*Exercise description*
In the Perl question, rewrite the part starting with "Have been looking" and going on through "code from Here)", swapping "example code" for "sample code".

*Passage shown*

Orjanp
Orjanp

Reputation: 10951

Perl, iterate through a json string, get key/value object in one variable

Have been looking for a way to get both the key\value from a json string without having to build a new json string based on the pair.

Having the following example code: (I have modified code from Here)

#!/usr/bin/perl
use strict;
use warnings;

use Data::Dumper qw(Dumper);

my $grades = {'PetiBar' => {
                          'Mathematics' => 82,
                          'Art' => 99,
                          'Literature' => 88
                        },
          'FooBar' => {
                         'Mathematics' => 97,
                         'Literature' => 67
                       }
        };

The result I'm looking after is:

'PetiBar' => {
             'Mathematics' => 82,
             'Art' => 99,
             'Literature' => 88
             }

This will give both objects, not only one:

foreach my $val ($grades) {
    print Dumper $val;
}

This will only give me the values without the key:

foreach my $key (keys %{$grades}) {
    print Dumper $grades->{$key};
}

How do I get both in a variable? Do I have to take the key and value, and build a new json string from them?

*Bounding box prediction data*
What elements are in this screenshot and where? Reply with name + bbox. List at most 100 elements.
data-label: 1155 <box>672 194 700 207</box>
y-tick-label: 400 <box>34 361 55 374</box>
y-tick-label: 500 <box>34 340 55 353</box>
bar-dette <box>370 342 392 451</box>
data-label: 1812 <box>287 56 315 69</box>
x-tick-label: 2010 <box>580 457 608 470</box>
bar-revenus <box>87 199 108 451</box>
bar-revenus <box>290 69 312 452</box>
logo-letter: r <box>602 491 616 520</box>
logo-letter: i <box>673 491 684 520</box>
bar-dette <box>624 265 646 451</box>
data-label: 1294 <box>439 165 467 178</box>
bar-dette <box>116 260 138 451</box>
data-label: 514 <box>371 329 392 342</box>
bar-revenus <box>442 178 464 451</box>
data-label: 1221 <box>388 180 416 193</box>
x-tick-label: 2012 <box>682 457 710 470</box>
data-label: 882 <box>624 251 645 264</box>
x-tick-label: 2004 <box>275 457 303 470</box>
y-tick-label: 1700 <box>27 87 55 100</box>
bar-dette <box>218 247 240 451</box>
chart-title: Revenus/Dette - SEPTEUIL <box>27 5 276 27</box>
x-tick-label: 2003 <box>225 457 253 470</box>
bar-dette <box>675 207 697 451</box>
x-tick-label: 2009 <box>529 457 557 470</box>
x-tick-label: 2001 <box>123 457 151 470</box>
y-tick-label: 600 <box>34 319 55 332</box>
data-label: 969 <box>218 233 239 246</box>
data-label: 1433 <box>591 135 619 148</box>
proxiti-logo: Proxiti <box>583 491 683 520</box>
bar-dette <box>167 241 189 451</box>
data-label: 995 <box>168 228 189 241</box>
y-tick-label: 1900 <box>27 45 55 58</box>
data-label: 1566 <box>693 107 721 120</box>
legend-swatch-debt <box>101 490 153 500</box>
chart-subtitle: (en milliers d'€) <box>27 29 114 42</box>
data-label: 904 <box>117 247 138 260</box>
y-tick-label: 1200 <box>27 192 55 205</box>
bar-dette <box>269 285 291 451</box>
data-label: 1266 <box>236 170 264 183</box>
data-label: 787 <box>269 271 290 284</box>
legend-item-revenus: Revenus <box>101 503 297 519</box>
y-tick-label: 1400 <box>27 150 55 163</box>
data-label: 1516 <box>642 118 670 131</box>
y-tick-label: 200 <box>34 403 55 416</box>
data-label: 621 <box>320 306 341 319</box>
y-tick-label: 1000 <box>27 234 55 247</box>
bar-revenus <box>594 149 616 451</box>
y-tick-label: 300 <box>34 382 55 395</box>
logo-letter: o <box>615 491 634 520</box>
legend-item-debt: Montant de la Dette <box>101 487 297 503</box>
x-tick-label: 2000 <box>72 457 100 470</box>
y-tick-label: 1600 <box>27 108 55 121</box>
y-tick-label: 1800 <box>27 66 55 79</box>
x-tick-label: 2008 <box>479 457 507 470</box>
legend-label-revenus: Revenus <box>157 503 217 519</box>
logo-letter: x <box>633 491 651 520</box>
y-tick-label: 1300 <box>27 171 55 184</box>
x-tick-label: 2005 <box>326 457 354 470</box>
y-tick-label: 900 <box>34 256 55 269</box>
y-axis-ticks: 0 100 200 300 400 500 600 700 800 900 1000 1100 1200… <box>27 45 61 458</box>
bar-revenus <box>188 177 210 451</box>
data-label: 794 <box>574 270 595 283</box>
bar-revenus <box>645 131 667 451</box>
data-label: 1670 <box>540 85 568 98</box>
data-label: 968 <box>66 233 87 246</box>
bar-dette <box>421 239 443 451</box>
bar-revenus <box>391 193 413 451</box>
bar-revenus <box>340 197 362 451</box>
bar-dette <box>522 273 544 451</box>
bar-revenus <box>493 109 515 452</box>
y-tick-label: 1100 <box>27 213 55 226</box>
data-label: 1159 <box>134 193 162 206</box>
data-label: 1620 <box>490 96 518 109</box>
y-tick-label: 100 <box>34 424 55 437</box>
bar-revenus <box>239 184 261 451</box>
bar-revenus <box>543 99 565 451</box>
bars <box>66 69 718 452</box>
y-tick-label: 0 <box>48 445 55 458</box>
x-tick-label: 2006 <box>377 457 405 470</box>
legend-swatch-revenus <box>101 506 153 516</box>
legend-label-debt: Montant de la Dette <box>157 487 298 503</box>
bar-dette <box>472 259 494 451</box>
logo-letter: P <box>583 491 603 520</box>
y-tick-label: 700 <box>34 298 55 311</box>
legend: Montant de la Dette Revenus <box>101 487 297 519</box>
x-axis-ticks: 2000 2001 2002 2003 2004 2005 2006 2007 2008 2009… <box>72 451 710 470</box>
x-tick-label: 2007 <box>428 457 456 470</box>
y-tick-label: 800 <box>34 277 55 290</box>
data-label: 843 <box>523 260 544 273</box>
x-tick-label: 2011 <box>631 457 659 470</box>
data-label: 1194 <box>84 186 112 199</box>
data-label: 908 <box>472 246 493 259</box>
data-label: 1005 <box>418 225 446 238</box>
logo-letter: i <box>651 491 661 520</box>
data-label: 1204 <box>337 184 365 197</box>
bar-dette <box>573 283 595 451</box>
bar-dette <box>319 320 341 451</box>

*Exercise output*
Have been looking for a way to get both the key\value from a json string without having to build a new json string based on the pair.

Having the following sample code: (I have modified code from Here)